Challenge:
What is the number of lines in these entries that include "name"? Write that number and no other text.

Recorded information:
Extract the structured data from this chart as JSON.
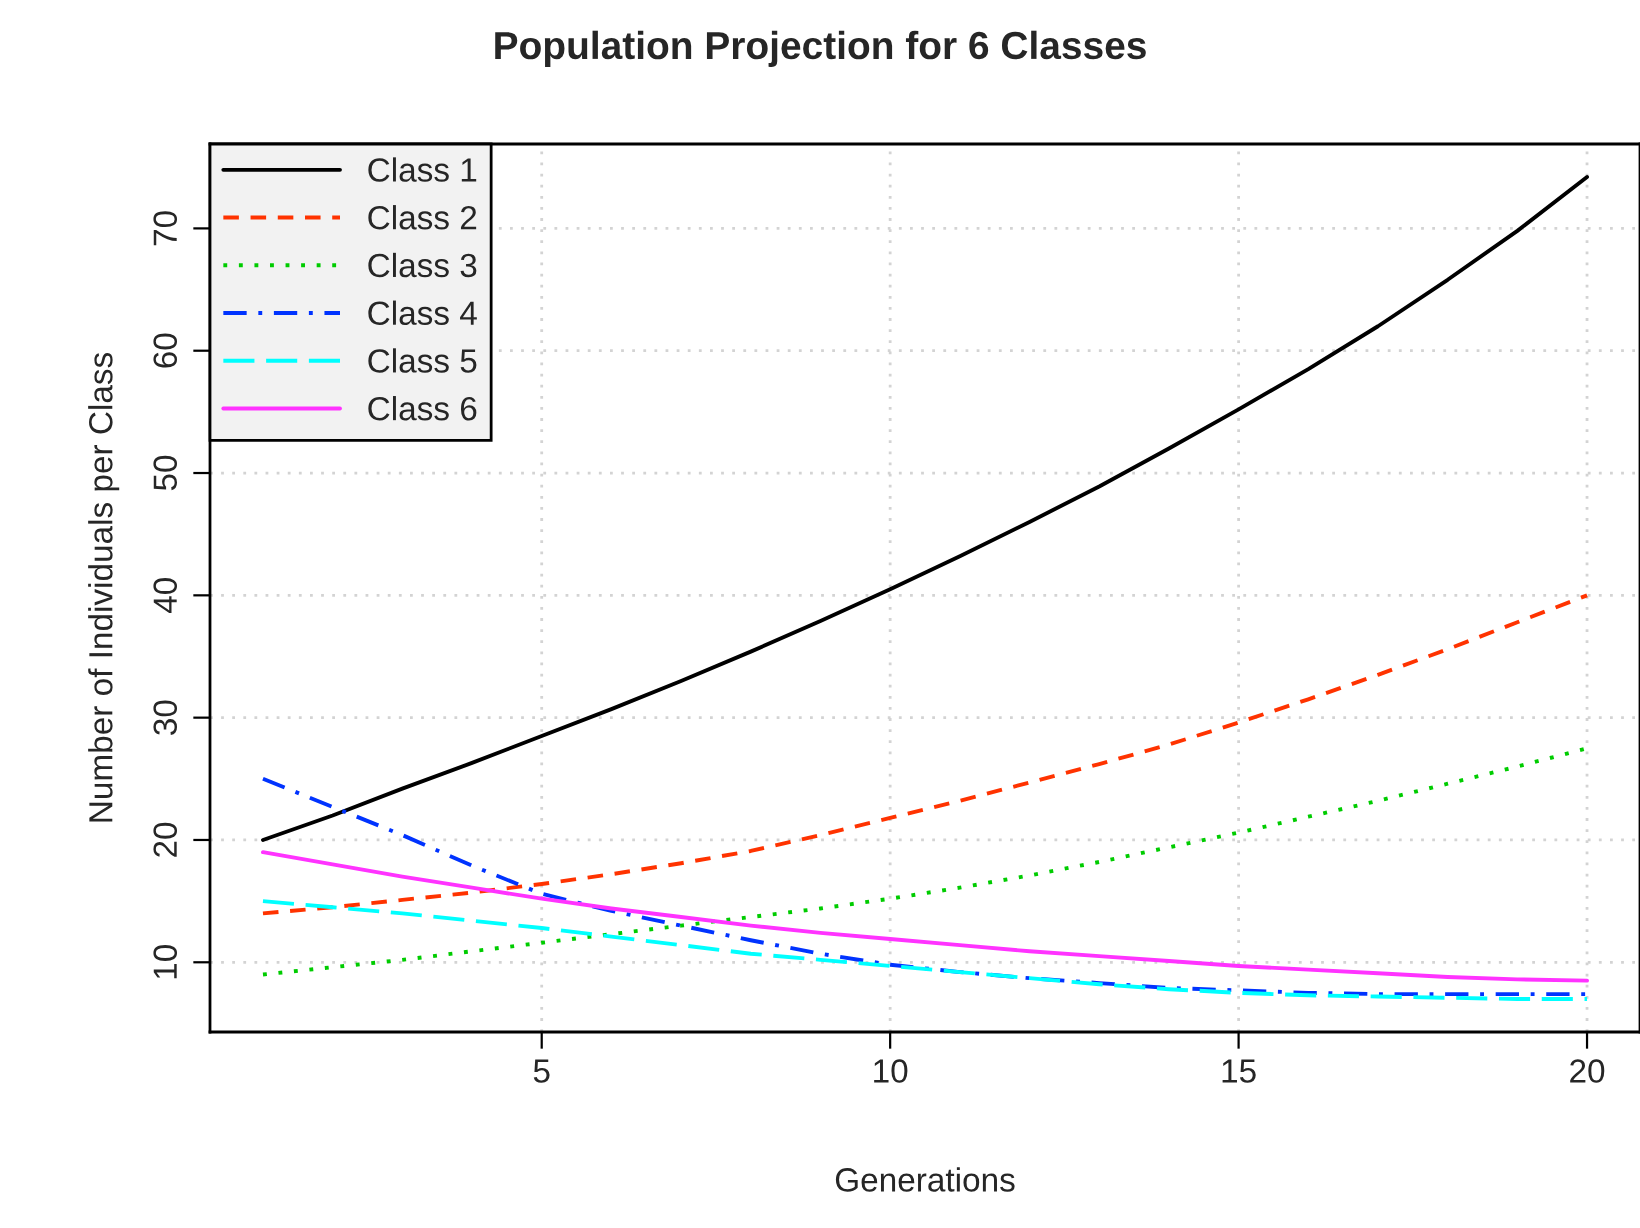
{
  "chart_data": {
    "type": "line",
    "title": "Population Projection for 6 Classes",
    "xlabel": "Generations",
    "ylabel": "Number of Individuals per Class",
    "x": [
      1,
      2,
      3,
      4,
      5,
      6,
      7,
      8,
      9,
      10,
      11,
      12,
      13,
      14,
      15,
      16,
      17,
      18,
      19,
      20
    ],
    "series": [
      {
        "name": "Class 1",
        "color": "#000000",
        "line_style": "solid",
        "values": [
          20,
          22,
          24.2,
          26.3,
          28.5,
          30.7,
          33.0,
          35.4,
          37.9,
          40.5,
          43.2,
          46.0,
          48.9,
          52.0,
          55.2,
          58.5,
          62.0,
          65.8,
          69.8,
          74.2
        ]
      },
      {
        "name": "Class 2",
        "color": "#ff3300",
        "line_style": "dashed",
        "values": [
          14,
          14.5,
          15.1,
          15.7,
          16.4,
          17.2,
          18.1,
          19.1,
          20.4,
          21.8,
          23.2,
          24.7,
          26.2,
          27.8,
          29.6,
          31.5,
          33.5,
          35.6,
          37.8,
          40
        ]
      },
      {
        "name": "Class 3",
        "color": "#00cc00",
        "line_style": "dotted",
        "values": [
          9,
          9.6,
          10.2,
          10.9,
          11.6,
          12.3,
          13.0,
          13.7,
          14.4,
          15.2,
          16.1,
          17.1,
          18.2,
          19.4,
          20.6,
          21.9,
          23.2,
          24.6,
          26.0,
          27.5
        ]
      },
      {
        "name": "Class 4",
        "color": "#0033ff",
        "line_style": "dashdot",
        "values": [
          25,
          22.7,
          20.4,
          17.9,
          15.6,
          14.2,
          13.0,
          11.8,
          10.7,
          9.8,
          9.2,
          8.7,
          8.3,
          7.9,
          7.7,
          7.5,
          7.4,
          7.4,
          7.4,
          7.4
        ]
      },
      {
        "name": "Class 5",
        "color": "#00ffff",
        "line_style": "longdash",
        "values": [
          15,
          14.5,
          14.0,
          13.4,
          12.8,
          12.1,
          11.4,
          10.7,
          10.2,
          9.7,
          9.2,
          8.7,
          8.2,
          7.8,
          7.5,
          7.3,
          7.2,
          7.1,
          7.0,
          7.0
        ]
      },
      {
        "name": "Class 6",
        "color": "#ff33ff",
        "line_style": "solid",
        "values": [
          19,
          18.0,
          17.0,
          16.1,
          15.2,
          14.4,
          13.7,
          13.0,
          12.4,
          11.9,
          11.4,
          10.9,
          10.5,
          10.1,
          9.7,
          9.4,
          9.1,
          8.8,
          8.6,
          8.5
        ]
      }
    ],
    "xlim": [
      0.24,
      20.76
    ],
    "ylim": [
      4.3,
      76.9
    ],
    "xticks": [
      5,
      10,
      15,
      20
    ],
    "yticks": [
      10,
      20,
      30,
      40,
      50,
      60,
      70
    ],
    "grid": true,
    "legend": "top left"
  }
}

Response to the task:
6